---- Listing

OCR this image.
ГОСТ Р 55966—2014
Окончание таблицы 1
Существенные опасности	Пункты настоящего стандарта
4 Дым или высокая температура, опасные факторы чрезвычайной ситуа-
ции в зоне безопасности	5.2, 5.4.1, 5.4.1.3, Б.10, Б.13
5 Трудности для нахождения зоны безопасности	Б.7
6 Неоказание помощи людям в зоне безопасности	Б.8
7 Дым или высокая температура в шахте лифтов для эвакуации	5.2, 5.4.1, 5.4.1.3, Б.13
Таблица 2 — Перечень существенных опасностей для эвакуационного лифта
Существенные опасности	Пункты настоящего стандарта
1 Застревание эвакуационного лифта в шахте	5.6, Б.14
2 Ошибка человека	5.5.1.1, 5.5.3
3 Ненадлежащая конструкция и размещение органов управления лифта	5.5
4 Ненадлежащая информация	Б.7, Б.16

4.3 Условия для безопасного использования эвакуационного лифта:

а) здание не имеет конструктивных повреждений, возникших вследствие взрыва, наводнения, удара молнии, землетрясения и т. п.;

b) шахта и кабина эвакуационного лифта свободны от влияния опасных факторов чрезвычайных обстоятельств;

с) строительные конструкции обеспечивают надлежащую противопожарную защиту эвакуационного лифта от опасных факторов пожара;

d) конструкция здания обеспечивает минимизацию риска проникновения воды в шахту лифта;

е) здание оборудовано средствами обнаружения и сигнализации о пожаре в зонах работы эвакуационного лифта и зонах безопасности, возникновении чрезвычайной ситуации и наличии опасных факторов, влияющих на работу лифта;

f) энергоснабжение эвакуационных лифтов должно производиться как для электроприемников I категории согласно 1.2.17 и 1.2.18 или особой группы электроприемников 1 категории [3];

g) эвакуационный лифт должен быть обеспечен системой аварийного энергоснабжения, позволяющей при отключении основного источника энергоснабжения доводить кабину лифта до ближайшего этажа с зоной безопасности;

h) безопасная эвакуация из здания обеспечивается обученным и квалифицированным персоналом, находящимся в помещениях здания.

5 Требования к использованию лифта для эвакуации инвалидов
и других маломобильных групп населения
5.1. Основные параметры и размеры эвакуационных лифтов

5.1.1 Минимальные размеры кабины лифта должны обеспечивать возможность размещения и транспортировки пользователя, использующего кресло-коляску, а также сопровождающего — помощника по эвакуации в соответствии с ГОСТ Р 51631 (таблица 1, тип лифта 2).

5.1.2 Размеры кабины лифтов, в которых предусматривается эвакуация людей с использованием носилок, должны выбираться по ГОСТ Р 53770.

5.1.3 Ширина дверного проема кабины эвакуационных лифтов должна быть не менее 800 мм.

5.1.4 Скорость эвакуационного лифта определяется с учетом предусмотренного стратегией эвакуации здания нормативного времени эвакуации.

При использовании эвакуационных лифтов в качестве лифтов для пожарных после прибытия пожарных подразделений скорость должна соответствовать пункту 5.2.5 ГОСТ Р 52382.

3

--------

Directions for this task. Return the listing above in its exact form.

Correct answer.
OCR this image.
ГОСТ Р 55966—2014
Окончание таблицы 1
Существенные опасности	Пункты настоящего стандарта
4 Дым или высокая температура, опасные факторы чрезвычайной ситуа-
ции в зоне безопасности	5.2, 5.4.1, 5.4.1.3, Б.10, Б.13
5 Трудности для нахождения зоны безопасности	Б.7
6 Неоказание помощи людям в зоне безопасности	Б.8
7 Дым или высокая температура в шахте лифтов для эвакуации	5.2, 5.4.1, 5.4.1.3, Б.13
Таблица 2 — Перечень существенных опасностей для эвакуационного лифта
Существенные опасности	Пункты настоящего стандарта
1 Застревание эвакуационного лифта в шахте	5.6, Б.14
2 Ошибка человека	5.5.1.1, 5.5.3
3 Ненадлежащая конструкция и размещение органов управления лифта	5.5
4 Ненадлежащая информация	Б.7, Б.16

4.3 Условия для безопасного использования эвакуационного лифта:

а) здание не имеет конструктивных повреждений, возникших вследствие взрыва, наводнения, удара молнии, землетрясения и т. п.;

b) шахта и кабина эвакуационного лифта свободны от влияния опасных факторов чрезвычайных обстоятельств;

с) строительные конструкции обеспечивают надлежащую противопожарную защиту эвакуационного лифта от опасных факторов пожара;

d) конструкция здания обеспечивает минимизацию риска проникновения воды в шахту лифта;

е) здание оборудовано средствами обнаружения и сигнализации о пожаре в зонах работы эвакуационного лифта и зонах безопасности, возникновении чрезвычайной ситуации и наличии опасных факторов, влияющих на работу лифта;

f) энергоснабжение эвакуационных лифтов должно производиться как для электроприемников I категории согласно 1.2.17 и 1.2.18 или особой группы электроприемников 1 категории [3];

g) эвакуационный лифт должен быть обеспечен системой аварийного энергоснабжения, позволяющей при отключении основного источника энергоснабжения доводить кабину лифта до ближайшего этажа с зоной безопасности;

h) безопасная эвакуация из здания обеспечивается обученным и квалифицированным персоналом, находящимся в помещениях здания.

5 Требования к использованию лифта для эвакуации инвалидов
и других маломобильных групп населения
5.1. Основные параметры и размеры эвакуационных лифтов

5.1.1 Минимальные размеры кабины лифта должны обеспечивать возможность размещения и транспортировки пользователя, использующего кресло-коляску, а также сопровождающего — помощника по эвакуации в соответствии с ГОСТ Р 51631 (таблица 1, тип лифта 2).

5.1.2 Размеры кабины лифтов, в которых предусматривается эвакуация людей с использованием носилок, должны выбираться по ГОСТ Р 53770.

5.1.3 Ширина дверного проема кабины эвакуационных лифтов должна быть не менее 800 мм.

5.1.4 Скорость эвакуационного лифта определяется с учетом предусмотренного стратегией эвакуации здания нормативного времени эвакуации.

При использовании эвакуационных лифтов в качестве лифтов для пожарных после прибытия пожарных подразделений скорость должна соответствовать пункту 5.2.5 ГОСТ Р 52382.

3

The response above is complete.